To be done: Retype the lines from the records below without any changes, beginning with the line that contains "spinbox-input[interactable] [316,211,390,224]" and continuing through the line that contains "save-profile-button[interactable]: Save Profile".

# Supplied records start

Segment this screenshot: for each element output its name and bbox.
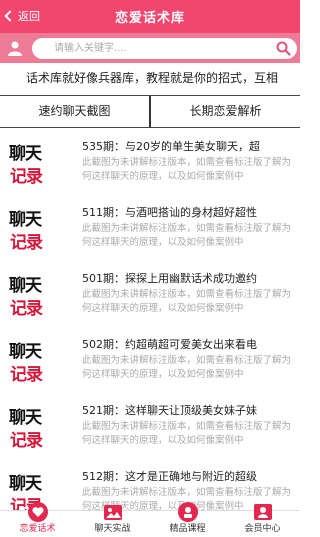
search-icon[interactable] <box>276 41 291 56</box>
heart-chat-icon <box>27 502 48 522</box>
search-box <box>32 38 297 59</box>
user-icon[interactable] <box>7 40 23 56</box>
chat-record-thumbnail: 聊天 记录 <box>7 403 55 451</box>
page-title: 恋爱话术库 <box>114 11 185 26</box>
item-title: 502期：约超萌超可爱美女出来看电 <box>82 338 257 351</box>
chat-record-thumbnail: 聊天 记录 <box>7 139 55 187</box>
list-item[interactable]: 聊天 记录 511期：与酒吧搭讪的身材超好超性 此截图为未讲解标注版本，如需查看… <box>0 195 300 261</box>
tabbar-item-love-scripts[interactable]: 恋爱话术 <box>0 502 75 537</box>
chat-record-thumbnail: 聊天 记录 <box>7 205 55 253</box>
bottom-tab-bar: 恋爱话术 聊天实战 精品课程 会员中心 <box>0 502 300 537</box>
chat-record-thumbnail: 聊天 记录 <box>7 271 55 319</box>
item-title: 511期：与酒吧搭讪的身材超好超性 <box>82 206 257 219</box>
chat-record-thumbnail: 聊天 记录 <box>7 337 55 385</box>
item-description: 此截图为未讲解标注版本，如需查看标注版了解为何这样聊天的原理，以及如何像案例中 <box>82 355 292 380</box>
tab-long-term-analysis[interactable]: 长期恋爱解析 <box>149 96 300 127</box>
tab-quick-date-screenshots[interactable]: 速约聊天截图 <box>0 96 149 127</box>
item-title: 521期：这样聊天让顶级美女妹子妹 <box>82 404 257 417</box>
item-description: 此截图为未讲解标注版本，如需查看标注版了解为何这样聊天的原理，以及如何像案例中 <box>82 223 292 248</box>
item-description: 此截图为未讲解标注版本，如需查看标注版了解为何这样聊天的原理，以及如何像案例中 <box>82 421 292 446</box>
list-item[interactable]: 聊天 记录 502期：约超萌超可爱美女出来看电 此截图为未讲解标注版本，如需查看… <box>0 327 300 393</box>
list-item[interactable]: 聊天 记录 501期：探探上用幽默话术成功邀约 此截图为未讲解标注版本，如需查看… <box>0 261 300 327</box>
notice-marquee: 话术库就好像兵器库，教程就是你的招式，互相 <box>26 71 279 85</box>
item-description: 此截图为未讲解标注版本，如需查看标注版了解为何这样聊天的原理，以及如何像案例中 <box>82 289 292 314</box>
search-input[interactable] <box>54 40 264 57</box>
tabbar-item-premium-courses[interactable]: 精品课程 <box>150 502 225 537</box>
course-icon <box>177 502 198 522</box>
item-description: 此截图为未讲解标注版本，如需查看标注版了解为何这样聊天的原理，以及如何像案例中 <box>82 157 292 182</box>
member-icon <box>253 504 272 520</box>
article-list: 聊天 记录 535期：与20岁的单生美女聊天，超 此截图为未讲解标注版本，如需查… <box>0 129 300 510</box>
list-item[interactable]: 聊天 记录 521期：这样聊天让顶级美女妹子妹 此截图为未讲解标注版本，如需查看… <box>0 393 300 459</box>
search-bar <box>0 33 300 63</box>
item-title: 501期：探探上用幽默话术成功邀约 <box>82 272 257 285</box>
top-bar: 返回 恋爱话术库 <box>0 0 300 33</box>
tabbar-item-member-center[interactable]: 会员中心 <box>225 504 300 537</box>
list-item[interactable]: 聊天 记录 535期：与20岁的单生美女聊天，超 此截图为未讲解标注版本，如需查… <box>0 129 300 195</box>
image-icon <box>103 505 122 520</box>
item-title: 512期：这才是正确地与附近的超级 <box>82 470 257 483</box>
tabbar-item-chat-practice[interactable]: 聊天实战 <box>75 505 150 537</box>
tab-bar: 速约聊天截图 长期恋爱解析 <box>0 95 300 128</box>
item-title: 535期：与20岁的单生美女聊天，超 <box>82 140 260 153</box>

# Supplied records end
# Supplied records start

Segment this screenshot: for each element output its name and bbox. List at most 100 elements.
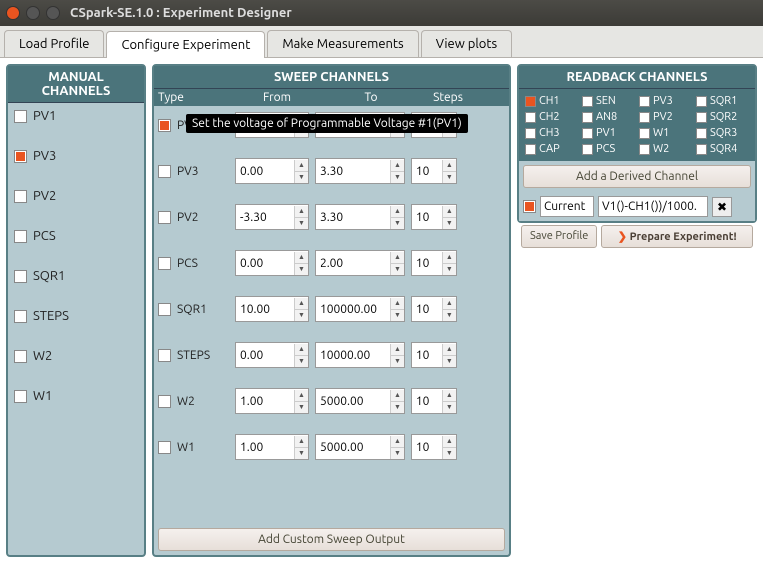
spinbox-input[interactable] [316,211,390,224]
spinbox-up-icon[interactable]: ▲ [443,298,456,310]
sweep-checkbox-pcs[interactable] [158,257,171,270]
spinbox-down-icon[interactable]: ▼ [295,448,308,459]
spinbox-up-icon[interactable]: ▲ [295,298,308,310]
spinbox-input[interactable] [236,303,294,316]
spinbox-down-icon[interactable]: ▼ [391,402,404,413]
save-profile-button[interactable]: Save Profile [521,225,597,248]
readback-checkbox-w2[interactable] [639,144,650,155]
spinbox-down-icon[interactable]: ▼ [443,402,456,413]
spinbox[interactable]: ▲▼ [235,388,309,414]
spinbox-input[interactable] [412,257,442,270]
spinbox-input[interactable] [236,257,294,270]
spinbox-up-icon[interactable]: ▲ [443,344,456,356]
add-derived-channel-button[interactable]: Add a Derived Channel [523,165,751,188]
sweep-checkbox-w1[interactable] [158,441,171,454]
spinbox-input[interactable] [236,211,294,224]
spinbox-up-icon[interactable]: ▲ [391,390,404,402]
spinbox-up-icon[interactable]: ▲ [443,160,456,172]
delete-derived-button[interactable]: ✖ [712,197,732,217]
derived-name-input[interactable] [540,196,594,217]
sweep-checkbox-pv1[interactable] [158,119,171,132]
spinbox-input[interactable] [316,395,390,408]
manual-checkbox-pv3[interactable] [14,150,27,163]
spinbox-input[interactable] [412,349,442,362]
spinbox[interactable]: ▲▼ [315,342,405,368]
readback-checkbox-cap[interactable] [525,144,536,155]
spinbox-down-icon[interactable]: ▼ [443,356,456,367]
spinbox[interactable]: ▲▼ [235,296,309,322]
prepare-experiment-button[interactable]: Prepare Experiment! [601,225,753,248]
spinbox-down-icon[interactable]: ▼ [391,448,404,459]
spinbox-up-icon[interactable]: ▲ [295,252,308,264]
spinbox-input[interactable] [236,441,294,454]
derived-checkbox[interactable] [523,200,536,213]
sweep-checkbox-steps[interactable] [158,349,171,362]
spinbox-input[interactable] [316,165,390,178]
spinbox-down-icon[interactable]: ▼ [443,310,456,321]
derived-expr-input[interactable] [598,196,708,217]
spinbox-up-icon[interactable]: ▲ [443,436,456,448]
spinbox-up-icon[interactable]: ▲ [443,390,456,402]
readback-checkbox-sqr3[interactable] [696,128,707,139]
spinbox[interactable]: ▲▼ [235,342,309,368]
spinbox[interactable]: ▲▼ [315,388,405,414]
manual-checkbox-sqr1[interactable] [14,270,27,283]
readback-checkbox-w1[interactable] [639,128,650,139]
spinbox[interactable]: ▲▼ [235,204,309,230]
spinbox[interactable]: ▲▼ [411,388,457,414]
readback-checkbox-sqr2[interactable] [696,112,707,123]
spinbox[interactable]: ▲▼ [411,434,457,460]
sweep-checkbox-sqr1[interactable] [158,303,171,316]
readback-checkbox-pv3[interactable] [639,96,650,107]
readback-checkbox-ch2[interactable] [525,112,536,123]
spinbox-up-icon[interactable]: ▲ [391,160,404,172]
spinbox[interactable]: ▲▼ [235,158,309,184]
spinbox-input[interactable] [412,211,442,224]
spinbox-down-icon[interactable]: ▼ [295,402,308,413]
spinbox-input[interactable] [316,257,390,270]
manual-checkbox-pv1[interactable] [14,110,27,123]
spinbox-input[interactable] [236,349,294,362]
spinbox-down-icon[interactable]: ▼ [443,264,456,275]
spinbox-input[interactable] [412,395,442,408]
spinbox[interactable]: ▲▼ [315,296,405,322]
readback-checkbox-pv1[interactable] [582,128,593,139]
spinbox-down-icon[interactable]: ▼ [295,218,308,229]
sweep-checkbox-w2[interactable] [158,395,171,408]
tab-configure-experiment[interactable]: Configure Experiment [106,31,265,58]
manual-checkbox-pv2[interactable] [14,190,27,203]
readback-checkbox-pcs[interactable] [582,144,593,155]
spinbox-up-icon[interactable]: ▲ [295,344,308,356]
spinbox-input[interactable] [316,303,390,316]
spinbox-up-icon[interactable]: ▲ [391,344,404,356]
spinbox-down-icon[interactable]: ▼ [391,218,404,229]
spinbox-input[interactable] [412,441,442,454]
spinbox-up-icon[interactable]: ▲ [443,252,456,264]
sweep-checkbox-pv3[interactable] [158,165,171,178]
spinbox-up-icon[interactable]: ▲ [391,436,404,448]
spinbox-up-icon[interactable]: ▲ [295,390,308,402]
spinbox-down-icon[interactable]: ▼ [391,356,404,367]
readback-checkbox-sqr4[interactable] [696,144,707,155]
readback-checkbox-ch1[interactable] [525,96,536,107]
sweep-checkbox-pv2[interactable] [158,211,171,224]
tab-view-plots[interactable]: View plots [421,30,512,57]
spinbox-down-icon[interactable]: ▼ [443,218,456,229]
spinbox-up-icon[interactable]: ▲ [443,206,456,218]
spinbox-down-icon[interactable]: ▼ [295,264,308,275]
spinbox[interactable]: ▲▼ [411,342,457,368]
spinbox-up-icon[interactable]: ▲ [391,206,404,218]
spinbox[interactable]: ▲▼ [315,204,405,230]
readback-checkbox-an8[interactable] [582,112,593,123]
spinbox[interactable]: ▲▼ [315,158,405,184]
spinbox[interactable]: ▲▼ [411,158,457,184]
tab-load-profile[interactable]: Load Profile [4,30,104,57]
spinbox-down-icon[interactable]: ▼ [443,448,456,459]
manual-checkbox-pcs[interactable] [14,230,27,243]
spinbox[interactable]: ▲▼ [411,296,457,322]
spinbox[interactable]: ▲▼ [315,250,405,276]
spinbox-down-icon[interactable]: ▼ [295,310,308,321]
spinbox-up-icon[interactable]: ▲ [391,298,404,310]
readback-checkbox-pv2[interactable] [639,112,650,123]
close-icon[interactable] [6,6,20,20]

# Supplied records end

Solution for this exercise:
spinbox-input[interactable] [316,211,390,224]
spinbox-up-icon[interactable]: ▲ [443,298,456,310]
sweep-checkbox-pcs[interactable] [158,257,171,270]
spinbox-down-icon[interactable]: ▼ [295,448,308,459]
spinbox-up-icon[interactable]: ▲ [295,298,308,310]
spinbox-input[interactable] [236,303,294,316]
spinbox-down-icon[interactable]: ▼ [391,402,404,413]
save-profile-button[interactable]: Save Profile [521,225,597,248]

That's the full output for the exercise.